### Exercise materials
★ ★ ★ ★ ★

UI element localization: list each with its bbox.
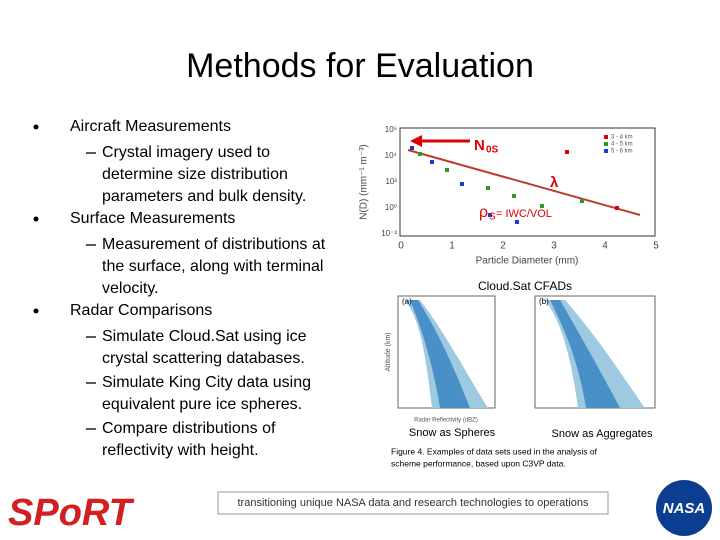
bullet-dot [33,124,39,130]
panel-label: (a) [402,297,412,306]
sub-text: parameters and bulk density. [102,188,306,205]
sub-text: crystal scattering databases. [102,350,305,367]
arrow-head [410,135,422,147]
legend-label: 5 - 6 km [611,149,633,155]
legend-swatch [604,142,608,146]
legend-label: 4 - 5 km [611,142,633,148]
title: Methods for Evaluation [186,47,534,85]
lambda-label: λ [550,174,559,191]
left-label: Snow as Spheres [409,427,496,439]
n0-sub: 0S [486,145,499,156]
nasa-logo-circle [656,480,712,536]
right-label: Snow as Aggregates [552,428,653,440]
x-tick-label: 4 [602,241,608,252]
panel-label: (b) [539,297,549,306]
x-tick-label: 2 [500,241,506,252]
y-tick-label: 10⁶ [385,125,397,134]
legend-swatch [604,135,608,139]
sub-text: velocity. [102,280,159,297]
footer-box [217,491,609,515]
cfad-panels: (a) (b) Altitude (km) Radar Reflectivity… [385,295,656,424]
points [410,146,619,224]
x-tick-label: 0 [398,241,404,252]
cfad-x-label: Radar Reflectivity (dBZ) [414,418,478,424]
legend-swatch [604,149,608,153]
cfad-y-label: Altitude (km) [385,332,392,371]
y-tick-label: 10⁴ [385,151,398,160]
size-distribution-plot: N 0S λ ρ S = IWC/VOL N(D) (mm⁻¹ m⁻³) Par… [359,125,660,267]
sub-text: determine size distribution [102,166,288,183]
sub-text: Measurement of distributions at [102,236,326,253]
y-tick-label: 10⁻² [381,229,397,238]
rho-rest: = IWC/VOL [496,208,552,220]
x-tick-label: 5 [653,241,659,252]
cfad-core [550,300,620,408]
x-tick-label: 1 [449,241,455,252]
n0-label: N [474,137,485,154]
sub-text: Simulate King City data using [102,374,311,391]
rho-sub: S [489,212,496,223]
legend-label: 3 - 4 km [611,135,633,141]
bullet-dot [33,308,39,314]
sub-text: reflectivity with height. [102,442,259,459]
caption-line: Figure 4. Examples of data sets used in … [391,446,598,456]
cfad-core [410,300,470,408]
nasa-logo: NASA [663,500,706,517]
fit-line [407,149,641,216]
sub-text: the surface, along with terminal [102,258,323,275]
sub-text: Simulate Cloud.Sat using ice [102,328,307,345]
cfad-title: Cloud.Sat CFADs [478,279,572,293]
sport-logo: SPoRT [8,492,135,534]
y-tick-label: 10² [385,177,397,186]
bullet-dot [33,216,39,222]
bullets: Aircraft Measurements Crystal imagery use… [33,118,326,459]
sub-text: equivalent pure ice spheres. [102,396,302,413]
rho-label: ρ [479,204,488,221]
sub-text: Compare distributions of [102,420,276,437]
caption-line: scheme performance, based upon C3VP data… [391,458,566,468]
x-axis-label: Particle Diameter (mm) [476,256,579,267]
y-tick-label: 10⁰ [385,203,397,212]
y-axis-label: N(D) (mm⁻¹ m⁻³) [359,144,370,220]
sub-text: Crystal imagery used to [102,144,270,161]
bullet-text: Radar Comparisons [70,302,212,319]
plot-frame [399,127,656,237]
x-tick-label: 3 [551,241,557,252]
footer-text: transitioning unique NASA data and resea… [237,497,589,509]
bullet-text: Surface Measurements [70,210,235,227]
bullet-text: Aircraft Measurements [70,118,231,135]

★ ★ ★ ★ ★

### Written exercise
Repeat all the rows above word for word, leaving out the picture.

### Response
UI element localization: list each with its bbox.
bullet-dot [33,124,39,130]
panel-label: (a) [402,297,412,306]
sub-text: parameters and bulk density. [102,188,306,205]
sub-text: crystal scattering databases. [102,350,305,367]
arrow-head [410,135,422,147]
legend-label: 5 - 6 km [611,149,633,155]
legend-swatch [604,142,608,146]
legend-label: 4 - 5 km [611,142,633,148]
title: Methods for Evaluation [186,47,534,85]
lambda-label: λ [550,174,559,191]
left-label: Snow as Spheres [409,427,496,439]
n0-sub: 0S [486,145,499,156]
nasa-logo-circle [656,480,712,536]
right-label: Snow as Aggregates [552,428,653,440]
x-tick-label: 4 [602,241,608,252]
panel-label: (b) [539,297,549,306]
x-tick-label: 2 [500,241,506,252]
y-tick-label: 10⁶ [385,125,397,134]
legend-swatch [604,135,608,139]
sub-text: velocity. [102,280,159,297]
footer-box [217,491,609,515]
cfad-panels: (a) (b) Altitude (km) Radar Reflectivity… [385,295,656,424]
points [410,146,619,224]
x-tick-label: 0 [398,241,404,252]
cfad-x-label: Radar Reflectivity (dBZ) [414,418,478,424]
legend-swatch [604,149,608,153]
cfad-y-label: Altitude (km) [385,332,392,371]
y-tick-label: 10⁴ [385,151,398,160]
size-distribution-plot: N 0S λ ρ S = IWC/VOL N(D) (mm⁻¹ m⁻³) Par… [359,125,660,267]
sub-text: determine size distribution [102,166,288,183]
sub-text: Measurement of distributions at [102,236,326,253]
y-tick-label: 10⁻² [381,229,397,238]
rho-rest: = IWC/VOL [496,208,552,220]
x-tick-label: 5 [653,241,659,252]
cfad-core [550,300,620,408]
x-tick-label: 1 [449,241,455,252]
n0-label: N [474,137,485,154]
sub-text: Simulate King City data using [102,374,311,391]
rho-sub: S [489,212,496,223]
legend-label: 3 - 4 km [611,135,633,141]
bullet-dot [33,308,39,314]
sub-text: reflectivity with height. [102,442,259,459]
caption-line: Figure 4. Examples of data sets used in … [391,446,598,456]
cfad-core [410,300,470,408]
nasa-logo: NASA [663,500,706,517]
fit-line [407,149,641,216]
sub-text: the surface, along with terminal [102,258,323,275]
sub-text: Simulate Cloud.Sat using ice [102,328,307,345]
cfad-title: Cloud.Sat CFADs [478,279,572,293]
sport-logo: SPoRT [8,492,135,534]
y-tick-label: 10² [385,177,397,186]
bullet-dot [33,216,39,222]
bullets: Aircraft Measurements Crystal imagery use… [33,118,326,459]
sub-text: equivalent pure ice spheres. [102,396,302,413]
rho-label: ρ [479,204,488,221]
sub-text: Compare distributions of [102,420,276,437]
caption-line: scheme performance, based upon C3VP data… [391,458,566,468]
x-axis-label: Particle Diameter (mm) [476,256,579,267]
y-tick-label: 10⁰ [385,203,397,212]
y-axis-label: N(D) (mm⁻¹ m⁻³) [359,144,370,220]
sub-text: Crystal imagery used to [102,144,270,161]
bullet-text: Radar Comparisons [70,302,212,319]
plot-frame [399,127,656,237]
x-tick-label: 3 [551,241,557,252]
footer-text: transitioning unique NASA data and resea… [237,497,589,509]
bullet-text: Surface Measurements [70,210,235,227]
bullet-text: Aircraft Measurements [70,118,231,135]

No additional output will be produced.